Data records
= = = = = = =

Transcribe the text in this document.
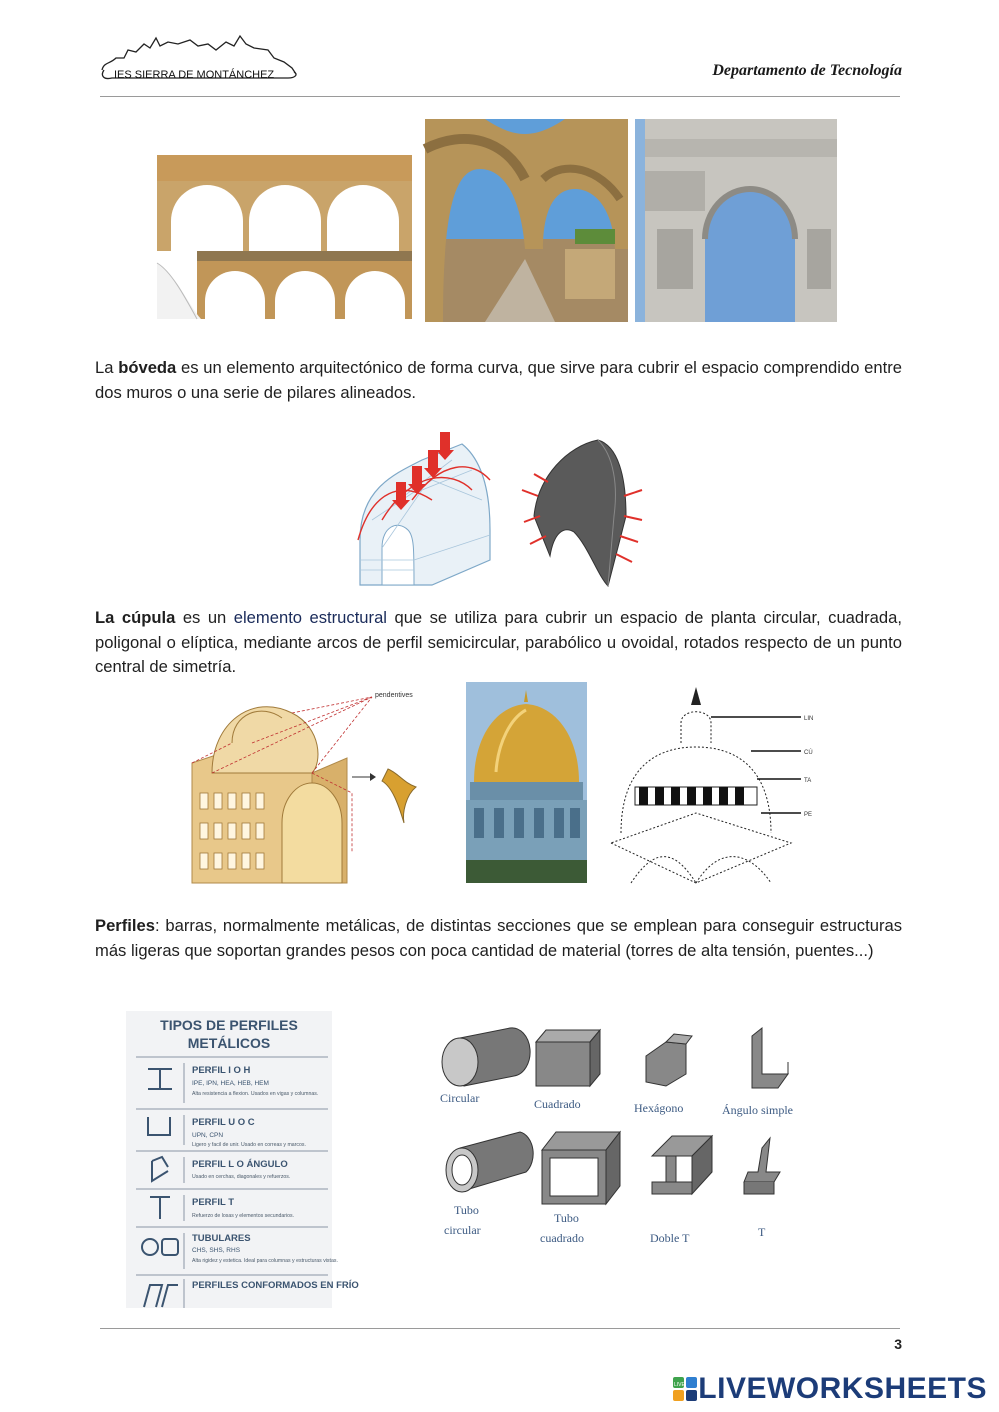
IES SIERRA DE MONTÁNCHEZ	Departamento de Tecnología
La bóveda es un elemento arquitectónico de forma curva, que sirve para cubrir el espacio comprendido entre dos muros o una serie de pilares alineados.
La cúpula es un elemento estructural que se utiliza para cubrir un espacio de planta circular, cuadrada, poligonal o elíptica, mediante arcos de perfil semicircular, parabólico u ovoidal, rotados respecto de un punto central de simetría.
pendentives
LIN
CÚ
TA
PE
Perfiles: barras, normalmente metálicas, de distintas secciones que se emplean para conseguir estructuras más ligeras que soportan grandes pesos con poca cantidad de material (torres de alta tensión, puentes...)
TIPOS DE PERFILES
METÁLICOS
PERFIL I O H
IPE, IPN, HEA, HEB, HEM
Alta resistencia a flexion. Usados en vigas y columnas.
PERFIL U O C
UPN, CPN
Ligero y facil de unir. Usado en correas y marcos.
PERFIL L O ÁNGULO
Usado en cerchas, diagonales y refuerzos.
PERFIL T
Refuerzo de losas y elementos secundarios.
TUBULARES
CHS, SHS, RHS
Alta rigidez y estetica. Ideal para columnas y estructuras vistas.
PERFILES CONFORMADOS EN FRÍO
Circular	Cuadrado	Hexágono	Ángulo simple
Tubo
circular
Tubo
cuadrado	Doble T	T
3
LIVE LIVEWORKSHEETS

= = = = = = =

## Brief
Working from the lines above, reproduce the material exactly and exclude its pictures.

## Task output
Transcribe the text in this document.
IES SIERRA DE MONTÁNCHEZ	Departamento de Tecnología
La bóveda es un elemento arquitectónico de forma curva, que sirve para cubrir el espacio comprendido entre dos muros o una serie de pilares alineados.
La cúpula es un elemento estructural que se utiliza para cubrir un espacio de planta circular, cuadrada, poligonal o elíptica, mediante arcos de perfil semicircular, parabólico u ovoidal, rotados respecto de un punto central de simetría.
pendentives
LIN
CÚ
TA
PE
Perfiles: barras, normalmente metálicas, de distintas secciones que se emplean para conseguir estructuras más ligeras que soportan grandes pesos con poca cantidad de material (torres de alta tensión, puentes...)
TIPOS DE PERFILES
METÁLICOS
PERFIL I O H
IPE, IPN, HEA, HEB, HEM
Alta resistencia a flexion. Usados en vigas y columnas.
PERFIL U O C
UPN, CPN
Ligero y facil de unir. Usado en correas y marcos.
PERFIL L O ÁNGULO
Usado en cerchas, diagonales y refuerzos.
PERFIL T
Refuerzo de losas y elementos secundarios.
TUBULARES
CHS, SHS, RHS
Alta rigidez y estetica. Ideal para columnas y estructuras vistas.
PERFILES CONFORMADOS EN FRÍO
Circular	Cuadrado	Hexágono	Ángulo simple
Tubo
circular
Tubo
cuadrado	Doble T	T
3
LIVE LIVEWORKSHEETS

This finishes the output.